Aim of the task: Copy each line of the records that holds the string "Perry".

Excerpted records:

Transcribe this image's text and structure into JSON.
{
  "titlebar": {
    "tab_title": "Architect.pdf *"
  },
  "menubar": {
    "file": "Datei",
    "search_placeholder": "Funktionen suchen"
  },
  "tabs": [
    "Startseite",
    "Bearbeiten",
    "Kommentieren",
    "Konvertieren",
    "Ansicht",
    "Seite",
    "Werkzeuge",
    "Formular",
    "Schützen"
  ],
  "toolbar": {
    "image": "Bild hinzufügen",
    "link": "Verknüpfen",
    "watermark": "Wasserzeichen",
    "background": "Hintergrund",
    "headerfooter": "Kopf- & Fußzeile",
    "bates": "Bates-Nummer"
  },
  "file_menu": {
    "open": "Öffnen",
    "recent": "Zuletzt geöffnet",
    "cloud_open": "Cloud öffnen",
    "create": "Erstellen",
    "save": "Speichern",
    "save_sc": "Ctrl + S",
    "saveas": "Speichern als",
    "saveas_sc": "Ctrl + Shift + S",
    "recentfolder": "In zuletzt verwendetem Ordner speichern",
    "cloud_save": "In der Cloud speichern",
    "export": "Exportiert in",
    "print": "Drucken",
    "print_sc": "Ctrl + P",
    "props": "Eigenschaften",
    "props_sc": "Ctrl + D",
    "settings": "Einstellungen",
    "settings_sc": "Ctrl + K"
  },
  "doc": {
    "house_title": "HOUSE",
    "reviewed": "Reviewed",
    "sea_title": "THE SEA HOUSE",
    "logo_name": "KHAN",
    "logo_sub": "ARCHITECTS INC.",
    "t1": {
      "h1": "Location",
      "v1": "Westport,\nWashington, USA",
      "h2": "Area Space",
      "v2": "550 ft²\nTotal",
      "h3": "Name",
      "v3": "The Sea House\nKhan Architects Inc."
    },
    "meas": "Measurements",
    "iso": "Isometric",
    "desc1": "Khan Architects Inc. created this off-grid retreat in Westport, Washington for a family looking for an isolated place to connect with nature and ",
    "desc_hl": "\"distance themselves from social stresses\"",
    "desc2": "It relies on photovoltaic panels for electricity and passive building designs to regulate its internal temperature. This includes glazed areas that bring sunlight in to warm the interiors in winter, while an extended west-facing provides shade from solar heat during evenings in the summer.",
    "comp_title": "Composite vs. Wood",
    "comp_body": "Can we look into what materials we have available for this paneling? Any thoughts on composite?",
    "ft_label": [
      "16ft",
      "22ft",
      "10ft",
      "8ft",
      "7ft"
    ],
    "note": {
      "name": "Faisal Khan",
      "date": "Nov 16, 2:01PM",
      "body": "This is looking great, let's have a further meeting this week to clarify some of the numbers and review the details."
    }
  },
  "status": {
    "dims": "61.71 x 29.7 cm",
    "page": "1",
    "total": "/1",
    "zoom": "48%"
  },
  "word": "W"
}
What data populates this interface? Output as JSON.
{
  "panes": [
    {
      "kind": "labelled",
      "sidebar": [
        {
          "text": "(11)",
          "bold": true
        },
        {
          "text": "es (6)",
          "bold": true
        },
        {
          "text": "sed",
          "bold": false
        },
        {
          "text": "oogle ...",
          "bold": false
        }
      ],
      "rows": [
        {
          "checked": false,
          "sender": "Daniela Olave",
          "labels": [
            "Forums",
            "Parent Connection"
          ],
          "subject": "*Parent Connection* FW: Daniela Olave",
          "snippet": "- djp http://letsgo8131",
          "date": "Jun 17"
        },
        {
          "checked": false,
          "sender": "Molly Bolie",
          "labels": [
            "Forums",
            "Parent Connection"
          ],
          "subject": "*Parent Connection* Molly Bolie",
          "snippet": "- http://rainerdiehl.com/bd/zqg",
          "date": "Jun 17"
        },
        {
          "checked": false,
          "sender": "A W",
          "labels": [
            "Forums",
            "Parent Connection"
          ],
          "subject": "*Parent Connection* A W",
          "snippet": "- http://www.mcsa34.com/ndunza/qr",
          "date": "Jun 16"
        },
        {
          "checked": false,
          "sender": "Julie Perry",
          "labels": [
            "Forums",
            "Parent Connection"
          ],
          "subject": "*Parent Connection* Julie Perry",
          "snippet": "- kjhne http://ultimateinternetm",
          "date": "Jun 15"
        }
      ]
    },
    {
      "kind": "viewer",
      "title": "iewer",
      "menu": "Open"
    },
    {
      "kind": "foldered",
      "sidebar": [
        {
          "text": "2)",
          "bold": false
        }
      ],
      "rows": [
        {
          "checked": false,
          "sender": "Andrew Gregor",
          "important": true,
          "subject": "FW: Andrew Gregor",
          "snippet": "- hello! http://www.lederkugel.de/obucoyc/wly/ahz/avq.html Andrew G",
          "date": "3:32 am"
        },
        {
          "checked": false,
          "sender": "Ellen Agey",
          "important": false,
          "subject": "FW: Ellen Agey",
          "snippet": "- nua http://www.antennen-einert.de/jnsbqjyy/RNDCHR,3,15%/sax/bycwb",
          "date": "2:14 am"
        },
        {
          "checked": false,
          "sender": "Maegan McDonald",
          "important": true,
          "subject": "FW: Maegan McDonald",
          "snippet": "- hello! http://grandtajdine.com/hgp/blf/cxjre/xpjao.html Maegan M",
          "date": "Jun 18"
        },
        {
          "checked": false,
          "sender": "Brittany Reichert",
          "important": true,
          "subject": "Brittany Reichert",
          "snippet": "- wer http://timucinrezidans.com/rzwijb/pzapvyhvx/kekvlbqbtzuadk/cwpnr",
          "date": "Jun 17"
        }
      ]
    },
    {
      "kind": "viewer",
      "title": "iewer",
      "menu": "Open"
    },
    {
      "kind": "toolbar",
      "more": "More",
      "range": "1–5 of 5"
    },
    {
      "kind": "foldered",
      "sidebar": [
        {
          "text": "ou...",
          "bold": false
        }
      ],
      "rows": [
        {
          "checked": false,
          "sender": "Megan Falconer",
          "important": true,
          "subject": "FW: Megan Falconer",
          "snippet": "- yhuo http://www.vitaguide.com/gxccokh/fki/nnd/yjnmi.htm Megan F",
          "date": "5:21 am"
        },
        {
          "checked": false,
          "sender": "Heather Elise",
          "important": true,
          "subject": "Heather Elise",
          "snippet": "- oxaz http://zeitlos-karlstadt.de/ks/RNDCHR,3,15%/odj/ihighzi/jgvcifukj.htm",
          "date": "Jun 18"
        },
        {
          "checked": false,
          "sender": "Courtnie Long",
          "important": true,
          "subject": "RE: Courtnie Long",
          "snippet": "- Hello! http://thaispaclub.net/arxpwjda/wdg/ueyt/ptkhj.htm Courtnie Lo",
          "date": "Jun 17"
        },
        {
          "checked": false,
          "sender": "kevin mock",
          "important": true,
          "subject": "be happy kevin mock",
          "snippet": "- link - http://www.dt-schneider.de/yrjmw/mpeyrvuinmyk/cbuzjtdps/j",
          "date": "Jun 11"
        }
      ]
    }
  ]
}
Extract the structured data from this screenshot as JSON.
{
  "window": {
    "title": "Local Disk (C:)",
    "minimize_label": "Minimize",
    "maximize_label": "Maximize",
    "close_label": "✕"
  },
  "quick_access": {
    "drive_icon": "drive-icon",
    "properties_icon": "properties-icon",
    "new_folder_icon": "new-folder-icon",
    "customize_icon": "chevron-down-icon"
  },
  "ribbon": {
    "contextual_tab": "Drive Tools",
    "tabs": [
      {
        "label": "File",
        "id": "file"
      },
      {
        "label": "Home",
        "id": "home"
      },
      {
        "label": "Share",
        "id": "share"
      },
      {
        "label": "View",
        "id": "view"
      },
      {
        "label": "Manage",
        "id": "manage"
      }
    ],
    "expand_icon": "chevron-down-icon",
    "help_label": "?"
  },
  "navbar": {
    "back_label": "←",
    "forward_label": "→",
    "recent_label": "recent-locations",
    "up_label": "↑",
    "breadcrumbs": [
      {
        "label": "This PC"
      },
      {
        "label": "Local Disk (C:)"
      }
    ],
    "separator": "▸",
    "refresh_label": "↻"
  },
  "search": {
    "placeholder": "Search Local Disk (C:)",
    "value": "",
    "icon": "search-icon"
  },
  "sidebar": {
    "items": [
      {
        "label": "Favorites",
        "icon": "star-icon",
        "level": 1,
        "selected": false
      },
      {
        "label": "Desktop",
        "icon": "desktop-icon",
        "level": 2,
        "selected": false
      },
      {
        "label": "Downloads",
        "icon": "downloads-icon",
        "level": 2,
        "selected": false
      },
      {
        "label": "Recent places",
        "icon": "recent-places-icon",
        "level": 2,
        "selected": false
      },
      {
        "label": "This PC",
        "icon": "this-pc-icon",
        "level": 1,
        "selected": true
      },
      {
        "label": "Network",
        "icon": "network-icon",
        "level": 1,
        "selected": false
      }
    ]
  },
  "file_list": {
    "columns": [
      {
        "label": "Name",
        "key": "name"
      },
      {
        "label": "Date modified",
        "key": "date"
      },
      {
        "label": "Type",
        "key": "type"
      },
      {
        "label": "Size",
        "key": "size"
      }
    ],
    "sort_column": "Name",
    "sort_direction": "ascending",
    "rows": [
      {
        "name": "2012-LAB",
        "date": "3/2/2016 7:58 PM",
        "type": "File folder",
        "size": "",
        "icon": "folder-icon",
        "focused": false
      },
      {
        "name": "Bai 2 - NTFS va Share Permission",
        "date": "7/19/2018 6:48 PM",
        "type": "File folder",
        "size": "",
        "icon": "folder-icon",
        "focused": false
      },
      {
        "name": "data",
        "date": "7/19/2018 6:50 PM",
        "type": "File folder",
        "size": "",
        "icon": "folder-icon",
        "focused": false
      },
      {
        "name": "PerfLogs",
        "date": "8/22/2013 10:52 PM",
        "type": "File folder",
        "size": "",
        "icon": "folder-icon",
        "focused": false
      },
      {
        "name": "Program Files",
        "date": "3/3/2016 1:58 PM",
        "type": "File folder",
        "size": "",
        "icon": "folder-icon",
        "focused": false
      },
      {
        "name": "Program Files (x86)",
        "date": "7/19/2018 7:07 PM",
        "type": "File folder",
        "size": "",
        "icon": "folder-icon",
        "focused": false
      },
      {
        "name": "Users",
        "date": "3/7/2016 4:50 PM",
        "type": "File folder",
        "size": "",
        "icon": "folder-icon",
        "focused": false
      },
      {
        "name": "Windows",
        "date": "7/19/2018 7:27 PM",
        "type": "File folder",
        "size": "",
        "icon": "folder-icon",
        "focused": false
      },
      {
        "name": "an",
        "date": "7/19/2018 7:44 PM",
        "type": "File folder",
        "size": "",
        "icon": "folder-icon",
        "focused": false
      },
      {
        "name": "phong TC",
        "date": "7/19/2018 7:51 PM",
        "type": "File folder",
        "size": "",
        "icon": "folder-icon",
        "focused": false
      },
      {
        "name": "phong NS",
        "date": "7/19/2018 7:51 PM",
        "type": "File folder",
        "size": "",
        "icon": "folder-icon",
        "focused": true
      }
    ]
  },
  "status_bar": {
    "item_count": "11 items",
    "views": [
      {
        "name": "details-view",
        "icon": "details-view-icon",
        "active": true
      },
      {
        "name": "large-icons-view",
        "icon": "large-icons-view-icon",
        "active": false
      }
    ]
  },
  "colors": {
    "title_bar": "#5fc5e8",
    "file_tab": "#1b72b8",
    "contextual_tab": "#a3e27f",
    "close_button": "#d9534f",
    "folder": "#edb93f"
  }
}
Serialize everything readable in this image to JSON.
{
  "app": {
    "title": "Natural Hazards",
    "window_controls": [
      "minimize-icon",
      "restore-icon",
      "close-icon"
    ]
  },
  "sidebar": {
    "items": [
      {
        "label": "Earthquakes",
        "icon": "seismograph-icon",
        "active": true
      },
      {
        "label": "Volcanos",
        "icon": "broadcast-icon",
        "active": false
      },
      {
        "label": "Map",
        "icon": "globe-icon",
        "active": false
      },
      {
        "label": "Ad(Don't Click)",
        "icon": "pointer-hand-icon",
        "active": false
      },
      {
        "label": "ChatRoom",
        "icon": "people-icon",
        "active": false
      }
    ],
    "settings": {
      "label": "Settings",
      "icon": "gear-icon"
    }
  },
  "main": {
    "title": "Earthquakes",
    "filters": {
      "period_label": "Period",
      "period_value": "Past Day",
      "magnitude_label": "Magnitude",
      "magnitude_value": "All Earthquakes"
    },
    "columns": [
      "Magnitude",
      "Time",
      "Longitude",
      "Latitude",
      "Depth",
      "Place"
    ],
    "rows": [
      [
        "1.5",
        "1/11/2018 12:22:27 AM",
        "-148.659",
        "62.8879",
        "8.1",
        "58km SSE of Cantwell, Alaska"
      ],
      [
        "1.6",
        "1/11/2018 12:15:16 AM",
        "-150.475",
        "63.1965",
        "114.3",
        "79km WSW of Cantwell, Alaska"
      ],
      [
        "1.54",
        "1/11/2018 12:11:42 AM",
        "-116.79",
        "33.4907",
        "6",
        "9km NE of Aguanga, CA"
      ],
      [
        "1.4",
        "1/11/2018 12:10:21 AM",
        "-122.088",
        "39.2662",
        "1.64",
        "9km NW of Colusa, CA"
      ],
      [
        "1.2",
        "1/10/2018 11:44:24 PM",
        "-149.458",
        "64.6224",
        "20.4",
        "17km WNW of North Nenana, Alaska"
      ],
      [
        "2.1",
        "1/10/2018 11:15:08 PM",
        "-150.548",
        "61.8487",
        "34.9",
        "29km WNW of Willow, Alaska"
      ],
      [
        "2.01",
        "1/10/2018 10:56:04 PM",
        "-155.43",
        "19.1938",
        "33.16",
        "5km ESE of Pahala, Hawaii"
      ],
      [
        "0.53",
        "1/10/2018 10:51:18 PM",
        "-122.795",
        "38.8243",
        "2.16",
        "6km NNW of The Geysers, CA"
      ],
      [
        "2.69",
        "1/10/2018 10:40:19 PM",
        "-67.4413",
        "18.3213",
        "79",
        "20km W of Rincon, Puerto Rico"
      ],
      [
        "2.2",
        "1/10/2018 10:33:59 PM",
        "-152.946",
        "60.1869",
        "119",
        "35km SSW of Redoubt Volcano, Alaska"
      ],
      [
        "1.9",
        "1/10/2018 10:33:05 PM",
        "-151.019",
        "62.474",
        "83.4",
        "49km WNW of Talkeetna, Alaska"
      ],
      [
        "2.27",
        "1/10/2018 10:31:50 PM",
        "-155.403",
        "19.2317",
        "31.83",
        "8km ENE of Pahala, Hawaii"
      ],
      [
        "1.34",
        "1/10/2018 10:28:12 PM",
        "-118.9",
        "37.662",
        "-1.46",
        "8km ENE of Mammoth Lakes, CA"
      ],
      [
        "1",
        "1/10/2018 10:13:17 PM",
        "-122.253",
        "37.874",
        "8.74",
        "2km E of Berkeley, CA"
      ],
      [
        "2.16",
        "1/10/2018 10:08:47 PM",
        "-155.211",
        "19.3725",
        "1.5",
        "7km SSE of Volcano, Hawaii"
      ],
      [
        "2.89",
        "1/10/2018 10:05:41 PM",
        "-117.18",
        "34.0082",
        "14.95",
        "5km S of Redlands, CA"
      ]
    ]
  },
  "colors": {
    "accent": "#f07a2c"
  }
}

Answer for this exercise:
          "sender": "Julie Perry",
          "subject": "*Parent Connection* Julie Perry",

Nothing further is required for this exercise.